___ Provided information ___

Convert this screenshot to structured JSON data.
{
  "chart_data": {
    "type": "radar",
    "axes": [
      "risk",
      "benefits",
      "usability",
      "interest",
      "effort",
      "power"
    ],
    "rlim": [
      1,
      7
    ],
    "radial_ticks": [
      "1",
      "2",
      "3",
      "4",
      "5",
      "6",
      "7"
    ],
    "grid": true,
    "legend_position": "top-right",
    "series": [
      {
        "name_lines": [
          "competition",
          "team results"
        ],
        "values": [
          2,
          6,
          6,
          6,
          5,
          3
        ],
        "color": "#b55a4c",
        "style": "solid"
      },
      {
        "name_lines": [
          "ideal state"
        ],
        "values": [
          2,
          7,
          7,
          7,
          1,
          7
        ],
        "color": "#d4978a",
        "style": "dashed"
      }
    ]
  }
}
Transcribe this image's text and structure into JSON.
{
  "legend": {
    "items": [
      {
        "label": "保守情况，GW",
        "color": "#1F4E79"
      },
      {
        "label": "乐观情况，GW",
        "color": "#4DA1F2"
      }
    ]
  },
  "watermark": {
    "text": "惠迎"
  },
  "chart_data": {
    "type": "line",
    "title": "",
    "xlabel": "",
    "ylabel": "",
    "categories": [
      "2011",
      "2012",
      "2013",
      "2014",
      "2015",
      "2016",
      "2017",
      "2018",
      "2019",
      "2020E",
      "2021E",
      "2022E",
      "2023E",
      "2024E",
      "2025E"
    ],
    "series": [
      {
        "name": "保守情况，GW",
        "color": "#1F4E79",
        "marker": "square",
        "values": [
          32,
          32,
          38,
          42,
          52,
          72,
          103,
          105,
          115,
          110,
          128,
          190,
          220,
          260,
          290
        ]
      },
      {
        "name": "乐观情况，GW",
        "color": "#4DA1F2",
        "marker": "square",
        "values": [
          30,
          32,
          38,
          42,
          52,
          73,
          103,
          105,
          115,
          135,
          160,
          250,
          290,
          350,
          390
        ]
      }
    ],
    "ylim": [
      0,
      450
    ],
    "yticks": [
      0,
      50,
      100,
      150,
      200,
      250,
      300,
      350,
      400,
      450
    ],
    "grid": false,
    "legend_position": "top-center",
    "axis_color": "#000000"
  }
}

___

### Exercise:
Each record must be repeated exactly as it is.

### The solution:
Convert this screenshot to structured JSON data.
{
  "chart_data": {
    "type": "radar",
    "axes": [
      "risk",
      "benefits",
      "usability",
      "interest",
      "effort",
      "power"
    ],
    "rlim": [
      1,
      7
    ],
    "radial_ticks": [
      "1",
      "2",
      "3",
      "4",
      "5",
      "6",
      "7"
    ],
    "grid": true,
    "legend_position": "top-right",
    "series": [
      {
        "name_lines": [
          "competition",
          "team results"
        ],
        "values": [
          2,
          6,
          6,
          6,
          5,
          3
        ],
        "color": "#b55a4c",
        "style": "solid"
      },
      {
        "name_lines": [
          "ideal state"
        ],
        "values": [
          2,
          7,
          7,
          7,
          1,
          7
        ],
        "color": "#d4978a",
        "style": "dashed"
      }
    ]
  }
}
Transcribe this image's text and structure into JSON.
{
  "legend": {
    "items": [
      {
        "label": "保守情况，GW",
        "color": "#1F4E79"
      },
      {
        "label": "乐观情况，GW",
        "color": "#4DA1F2"
      }
    ]
  },
  "watermark": {
    "text": "惠迎"
  },
  "chart_data": {
    "type": "line",
    "title": "",
    "xlabel": "",
    "ylabel": "",
    "categories": [
      "2011",
      "2012",
      "2013",
      "2014",
      "2015",
      "2016",
      "2017",
      "2018",
      "2019",
      "2020E",
      "2021E",
      "2022E",
      "2023E",
      "2024E",
      "2025E"
    ],
    "series": [
      {
        "name": "保守情况，GW",
        "color": "#1F4E79",
        "marker": "square",
        "values": [
          32,
          32,
          38,
          42,
          52,
          72,
          103,
          105,
          115,
          110,
          128,
          190,
          220,
          260,
          290
        ]
      },
      {
        "name": "乐观情况，GW",
        "color": "#4DA1F2",
        "marker": "square",
        "values": [
          30,
          32,
          38,
          42,
          52,
          73,
          103,
          105,
          115,
          135,
          160,
          250,
          290,
          350,
          390
        ]
      }
    ],
    "ylim": [
      0,
      450
    ],
    "yticks": [
      0,
      50,
      100,
      150,
      200,
      250,
      300,
      350,
      400,
      450
    ],
    "grid": false,
    "legend_position": "top-center",
    "axis_color": "#000000"
  }
}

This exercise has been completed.